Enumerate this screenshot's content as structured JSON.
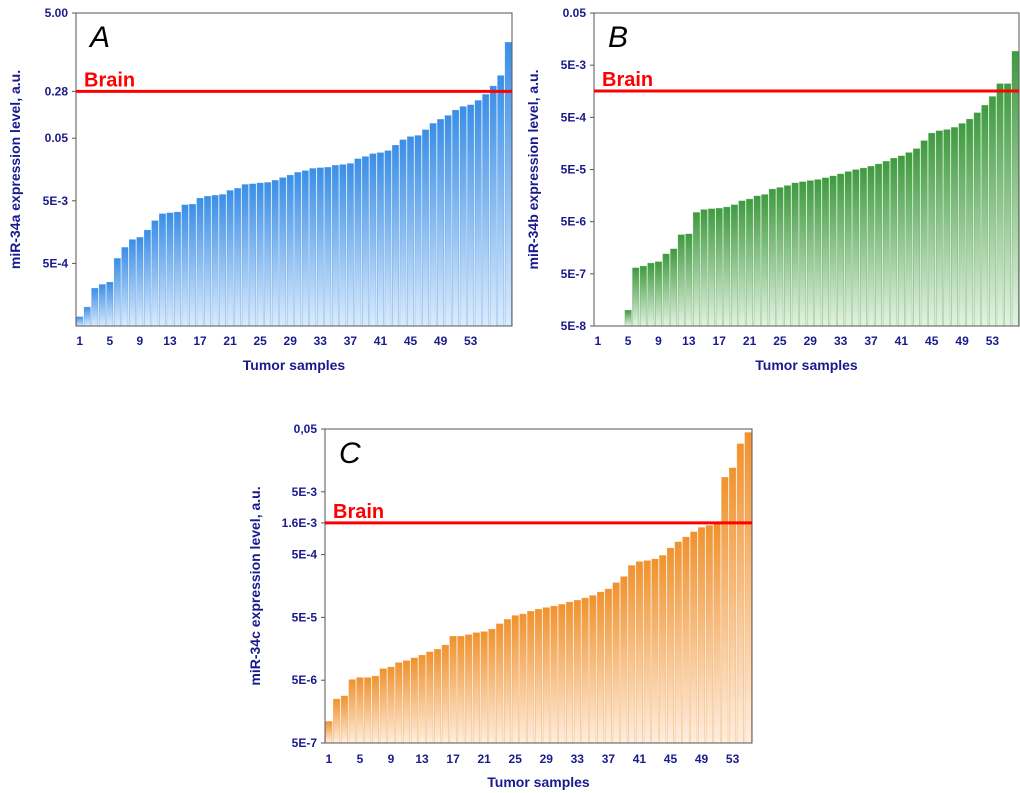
{
  "chart_data": [
    {
      "panel_label": "A",
      "type": "bar",
      "scale": "log",
      "xlabel": "Tumor samples",
      "ylabel": "miR-34a expression level, a.u.",
      "ylim": [
        5e-05,
        5.0
      ],
      "yticks": [
        {
          "value": 5.0,
          "label": "5.00"
        },
        {
          "value": 0.28,
          "label": "0.28"
        },
        {
          "value": 0.05,
          "label": "0.05"
        },
        {
          "value": 0.005,
          "label": "5E-3"
        },
        {
          "value": 0.0005,
          "label": "5E-4"
        }
      ],
      "xtick_labels": [
        "1",
        "5",
        "9",
        "13",
        "17",
        "21",
        "25",
        "29",
        "33",
        "37",
        "41",
        "45",
        "49",
        "53"
      ],
      "reference": {
        "label": "Brain",
        "value": 0.28,
        "color": "#ff0000"
      },
      "bar_color_top": "#3a8ee6",
      "bar_color_bottom": "#dcebfb",
      "values": [
        7e-05,
        0.0001,
        0.0002,
        0.00023,
        0.00025,
        0.0006,
        0.0009,
        0.0012,
        0.0013,
        0.0017,
        0.0024,
        0.0031,
        0.0032,
        0.0033,
        0.0043,
        0.0044,
        0.0055,
        0.0059,
        0.0061,
        0.0063,
        0.0073,
        0.0079,
        0.0091,
        0.0093,
        0.0096,
        0.0098,
        0.0106,
        0.0117,
        0.0128,
        0.0142,
        0.0151,
        0.0164,
        0.0168,
        0.0171,
        0.0184,
        0.0189,
        0.0197,
        0.0234,
        0.0254,
        0.0282,
        0.0293,
        0.0315,
        0.0385,
        0.0471,
        0.0528,
        0.0551,
        0.068,
        0.086,
        0.1,
        0.115,
        0.14,
        0.16,
        0.17,
        0.2,
        0.25,
        0.34,
        0.5,
        1.7
      ]
    },
    {
      "panel_label": "B",
      "type": "bar",
      "scale": "log",
      "xlabel": "Tumor samples",
      "ylabel": "miR-34b expression level, a.u.",
      "ylim": [
        5e-08,
        0.05
      ],
      "yticks": [
        {
          "value": 0.05,
          "label": "0.05"
        },
        {
          "value": 0.005,
          "label": "5E-3"
        },
        {
          "value": 0.0005,
          "label": "5E-4"
        },
        {
          "value": 5e-05,
          "label": "5E-5"
        },
        {
          "value": 5e-06,
          "label": "5E-6"
        },
        {
          "value": 5e-07,
          "label": "5E-7"
        },
        {
          "value": 5e-08,
          "label": "5E-8"
        }
      ],
      "xtick_labels": [
        "1",
        "5",
        "9",
        "13",
        "17",
        "21",
        "25",
        "29",
        "33",
        "37",
        "41",
        "45",
        "49",
        "53"
      ],
      "reference": {
        "label": "Brain",
        "value": 0.0016,
        "color": "#ff0000"
      },
      "bar_color_top": "#3f9a3f",
      "bar_color_bottom": "#e4f2e2",
      "values": [
        null,
        null,
        null,
        null,
        1e-07,
        6.5e-07,
        7e-07,
        8e-07,
        8.5e-07,
        1.2e-06,
        1.5e-06,
        2.8e-06,
        2.9e-06,
        7.5e-06,
        8.5e-06,
        8.8e-06,
        9e-06,
        9.5e-06,
        1.05e-05,
        1.25e-05,
        1.35e-05,
        1.55e-05,
        1.65e-05,
        2.1e-05,
        2.25e-05,
        2.45e-05,
        2.75e-05,
        2.9e-05,
        3.05e-05,
        3.2e-05,
        3.45e-05,
        3.75e-05,
        4.1e-05,
        4.55e-05,
        4.95e-05,
        5.3e-05,
        5.75e-05,
        6.35e-05,
        7.15e-05,
        8.2e-05,
        9.1e-05,
        0.000105,
        0.000125,
        0.000178,
        0.000248,
        0.000275,
        0.00029,
        0.00032,
        0.00038,
        0.00046,
        0.00061,
        0.00085,
        0.00125,
        0.0022,
        0.0022,
        0.0092
      ]
    },
    {
      "panel_label": "C",
      "type": "bar",
      "scale": "log",
      "xlabel": "Tumor samples",
      "ylabel": "miR-34c expression level, a.u.",
      "ylim": [
        5e-07,
        0.05
      ],
      "yticks": [
        {
          "value": 0.05,
          "label": "0,05"
        },
        {
          "value": 0.005,
          "label": "5E-3"
        },
        {
          "value": 0.0016,
          "label": "1.6E-3"
        },
        {
          "value": 0.0005,
          "label": "5E-4"
        },
        {
          "value": 5e-05,
          "label": "5E-5"
        },
        {
          "value": 5e-06,
          "label": "5E-6"
        },
        {
          "value": 5e-07,
          "label": "5E-7"
        }
      ],
      "xtick_labels": [
        "1",
        "5",
        "9",
        "13",
        "17",
        "21",
        "25",
        "29",
        "33",
        "37",
        "41",
        "45",
        "49",
        "53"
      ],
      "reference": {
        "label": "Brain",
        "value": 0.0016,
        "color": "#ff0000"
      },
      "bar_color_top": "#f0922e",
      "bar_color_bottom": "#fdeee0",
      "values": [
        1.1e-06,
        2.5e-06,
        2.8e-06,
        5.1e-06,
        5.5e-06,
        5.5e-06,
        5.8e-06,
        7.6e-06,
        8.1e-06,
        9.5e-06,
        1.02e-05,
        1.13e-05,
        1.25e-05,
        1.41e-05,
        1.55e-05,
        1.81e-05,
        2.5e-05,
        2.5e-05,
        2.65e-05,
        2.85e-05,
        2.96e-05,
        3.25e-05,
        3.95e-05,
        4.65e-05,
        5.35e-05,
        5.65e-05,
        6.25e-05,
        6.75e-05,
        7.15e-05,
        7.55e-05,
        8.05e-05,
        8.75e-05,
        9.35e-05,
        0.0001015,
        0.0001115,
        0.0001265,
        0.0001415,
        0.000178,
        0.000223,
        0.000335,
        0.000385,
        0.0004,
        0.000425,
        0.000485,
        0.000635,
        0.000795,
        0.00095,
        0.00115,
        0.00135,
        0.00145,
        0.00155,
        0.0085,
        0.012,
        0.029,
        0.044
      ]
    }
  ]
}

+ + +

# Task item
Please reproduce the records above exactly, omitting every picture.

# Response area
Enumerate this screenshot's content as structured JSON.
{
  "chart_data": [
    {
      "panel_label": "A",
      "type": "bar",
      "scale": "log",
      "xlabel": "Tumor samples",
      "ylabel": "miR-34a expression level, a.u.",
      "ylim": [
        5e-05,
        5.0
      ],
      "yticks": [
        {
          "value": 5.0,
          "label": "5.00"
        },
        {
          "value": 0.28,
          "label": "0.28"
        },
        {
          "value": 0.05,
          "label": "0.05"
        },
        {
          "value": 0.005,
          "label": "5E-3"
        },
        {
          "value": 0.0005,
          "label": "5E-4"
        }
      ],
      "xtick_labels": [
        "1",
        "5",
        "9",
        "13",
        "17",
        "21",
        "25",
        "29",
        "33",
        "37",
        "41",
        "45",
        "49",
        "53"
      ],
      "reference": {
        "label": "Brain",
        "value": 0.28,
        "color": "#ff0000"
      },
      "bar_color_top": "#3a8ee6",
      "bar_color_bottom": "#dcebfb",
      "values": [
        7e-05,
        0.0001,
        0.0002,
        0.00023,
        0.00025,
        0.0006,
        0.0009,
        0.0012,
        0.0013,
        0.0017,
        0.0024,
        0.0031,
        0.0032,
        0.0033,
        0.0043,
        0.0044,
        0.0055,
        0.0059,
        0.0061,
        0.0063,
        0.0073,
        0.0079,
        0.0091,
        0.0093,
        0.0096,
        0.0098,
        0.0106,
        0.0117,
        0.0128,
        0.0142,
        0.0151,
        0.0164,
        0.0168,
        0.0171,
        0.0184,
        0.0189,
        0.0197,
        0.0234,
        0.0254,
        0.0282,
        0.0293,
        0.0315,
        0.0385,
        0.0471,
        0.0528,
        0.0551,
        0.068,
        0.086,
        0.1,
        0.115,
        0.14,
        0.16,
        0.17,
        0.2,
        0.25,
        0.34,
        0.5,
        1.7
      ]
    },
    {
      "panel_label": "B",
      "type": "bar",
      "scale": "log",
      "xlabel": "Tumor samples",
      "ylabel": "miR-34b expression level, a.u.",
      "ylim": [
        5e-08,
        0.05
      ],
      "yticks": [
        {
          "value": 0.05,
          "label": "0.05"
        },
        {
          "value": 0.005,
          "label": "5E-3"
        },
        {
          "value": 0.0005,
          "label": "5E-4"
        },
        {
          "value": 5e-05,
          "label": "5E-5"
        },
        {
          "value": 5e-06,
          "label": "5E-6"
        },
        {
          "value": 5e-07,
          "label": "5E-7"
        },
        {
          "value": 5e-08,
          "label": "5E-8"
        }
      ],
      "xtick_labels": [
        "1",
        "5",
        "9",
        "13",
        "17",
        "21",
        "25",
        "29",
        "33",
        "37",
        "41",
        "45",
        "49",
        "53"
      ],
      "reference": {
        "label": "Brain",
        "value": 0.0016,
        "color": "#ff0000"
      },
      "bar_color_top": "#3f9a3f",
      "bar_color_bottom": "#e4f2e2",
      "values": [
        null,
        null,
        null,
        null,
        1e-07,
        6.5e-07,
        7e-07,
        8e-07,
        8.5e-07,
        1.2e-06,
        1.5e-06,
        2.8e-06,
        2.9e-06,
        7.5e-06,
        8.5e-06,
        8.8e-06,
        9e-06,
        9.5e-06,
        1.05e-05,
        1.25e-05,
        1.35e-05,
        1.55e-05,
        1.65e-05,
        2.1e-05,
        2.25e-05,
        2.45e-05,
        2.75e-05,
        2.9e-05,
        3.05e-05,
        3.2e-05,
        3.45e-05,
        3.75e-05,
        4.1e-05,
        4.55e-05,
        4.95e-05,
        5.3e-05,
        5.75e-05,
        6.35e-05,
        7.15e-05,
        8.2e-05,
        9.1e-05,
        0.000105,
        0.000125,
        0.000178,
        0.000248,
        0.000275,
        0.00029,
        0.00032,
        0.00038,
        0.00046,
        0.00061,
        0.00085,
        0.00125,
        0.0022,
        0.0022,
        0.0092
      ]
    },
    {
      "panel_label": "C",
      "type": "bar",
      "scale": "log",
      "xlabel": "Tumor samples",
      "ylabel": "miR-34c expression level, a.u.",
      "ylim": [
        5e-07,
        0.05
      ],
      "yticks": [
        {
          "value": 0.05,
          "label": "0,05"
        },
        {
          "value": 0.005,
          "label": "5E-3"
        },
        {
          "value": 0.0016,
          "label": "1.6E-3"
        },
        {
          "value": 0.0005,
          "label": "5E-4"
        },
        {
          "value": 5e-05,
          "label": "5E-5"
        },
        {
          "value": 5e-06,
          "label": "5E-6"
        },
        {
          "value": 5e-07,
          "label": "5E-7"
        }
      ],
      "xtick_labels": [
        "1",
        "5",
        "9",
        "13",
        "17",
        "21",
        "25",
        "29",
        "33",
        "37",
        "41",
        "45",
        "49",
        "53"
      ],
      "reference": {
        "label": "Brain",
        "value": 0.0016,
        "color": "#ff0000"
      },
      "bar_color_top": "#f0922e",
      "bar_color_bottom": "#fdeee0",
      "values": [
        1.1e-06,
        2.5e-06,
        2.8e-06,
        5.1e-06,
        5.5e-06,
        5.5e-06,
        5.8e-06,
        7.6e-06,
        8.1e-06,
        9.5e-06,
        1.02e-05,
        1.13e-05,
        1.25e-05,
        1.41e-05,
        1.55e-05,
        1.81e-05,
        2.5e-05,
        2.5e-05,
        2.65e-05,
        2.85e-05,
        2.96e-05,
        3.25e-05,
        3.95e-05,
        4.65e-05,
        5.35e-05,
        5.65e-05,
        6.25e-05,
        6.75e-05,
        7.15e-05,
        7.55e-05,
        8.05e-05,
        8.75e-05,
        9.35e-05,
        0.0001015,
        0.0001115,
        0.0001265,
        0.0001415,
        0.000178,
        0.000223,
        0.000335,
        0.000385,
        0.0004,
        0.000425,
        0.000485,
        0.000635,
        0.000795,
        0.00095,
        0.00115,
        0.00135,
        0.00145,
        0.00155,
        0.0085,
        0.012,
        0.029,
        0.044
      ]
    }
  ]
}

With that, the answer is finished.